**Stored dataset items:**
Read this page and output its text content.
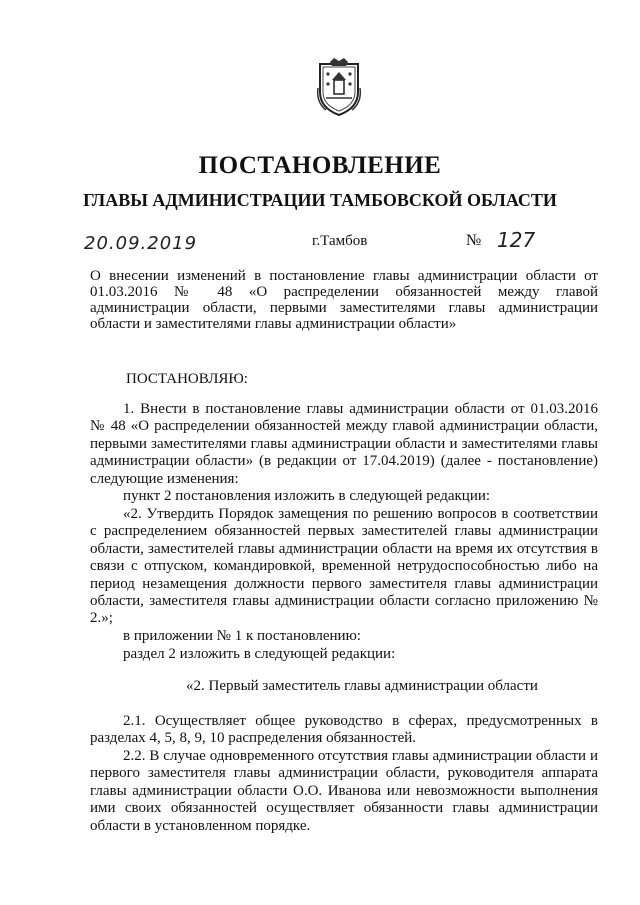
ПОСТАНОВЛЕНИЕ
ГЛАВЫ АДМИНИСТРАЦИИ ТАМБОВСКОЙ ОБЛАСТИ
20.09.2019	г.Тамбов	№ 127
О внесении изменений в постановление главы администрации области от 01.03.2016 № 48 «О распределении обязанностей между главой администрации области, первыми заместителями главы администрации области и заместителями главы администрации области»
ПОСТАНОВЛЯЮ:

1. Внести в постановление главы администрации области от 01.03.2016 № 48 «О распределении обязанностей между главой администрации области, первыми заместителями главы администрации области и заместителями главы администрации области» (в редакции от 17.04.2019) (далее - постановление) следующие изменения:

пункт 2 постановления изложить в следующей редакции:

«2. Утвердить Порядок замещения по решению вопросов в соответствии с распределением обязанностей первых заместителей главы администрации области, заместителей главы администрации области на время их отсутствия в связи с отпуском, командировкой, временной нетрудоспособностью либо на период незамещения должности первого заместителя главы администрации области, заместителя главы администрации области согласно приложению № 2.»;

в приложении № 1 к постановлению:

раздел 2 изложить в следующей редакции:

«2. Первый заместитель главы администрации области

2.1. Осуществляет общее руководство в сферах, предусмотренных в разделах 4, 5, 8, 9, 10 распределения обязанностей.

2.2. В случае одновременного отсутствия главы администрации области и первого заместителя главы администрации области, руководителя аппарата главы администрации области О.О. Иванова или невозможности выполнения ими своих обязанностей осуществляет обязанности главы администрации области в установленном порядке.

**PROBLEM DETAILS:**
Copy all the lines of data exactly as they appear, dropping any images.

**REPLY TO THE TASK:**
Read this page and output its text content.
ПОСТАНОВЛЕНИЕ
ГЛАВЫ АДМИНИСТРАЦИИ ТАМБОВСКОЙ ОБЛАСТИ
20.09.2019	г.Тамбов	№ 127
О внесении изменений в постановление главы администрации области от 01.03.2016 № 48 «О распределении обязанностей между главой администрации области, первыми заместителями главы администрации области и заместителями главы администрации области»
ПОСТАНОВЛЯЮ:

1. Внести в постановление главы администрации области от 01.03.2016 № 48 «О распределении обязанностей между главой администрации области, первыми заместителями главы администрации области и заместителями главы администрации области» (в редакции от 17.04.2019) (далее - постановление) следующие изменения:

пункт 2 постановления изложить в следующей редакции:

«2. Утвердить Порядок замещения по решению вопросов в соответствии с распределением обязанностей первых заместителей главы администрации области, заместителей главы администрации области на время их отсутствия в связи с отпуском, командировкой, временной нетрудоспособностью либо на период незамещения должности первого заместителя главы администрации области, заместителя главы администрации области согласно приложению № 2.»;

в приложении № 1 к постановлению:

раздел 2 изложить в следующей редакции:

«2. Первый заместитель главы администрации области

2.1. Осуществляет общее руководство в сферах, предусмотренных в разделах 4, 5, 8, 9, 10 распределения обязанностей.

2.2. В случае одновременного отсутствия главы администрации области и первого заместителя главы администрации области, руководителя аппарата главы администрации области О.О. Иванова или невозможности выполнения ими своих обязанностей осуществляет обязанности главы администрации области в установленном порядке.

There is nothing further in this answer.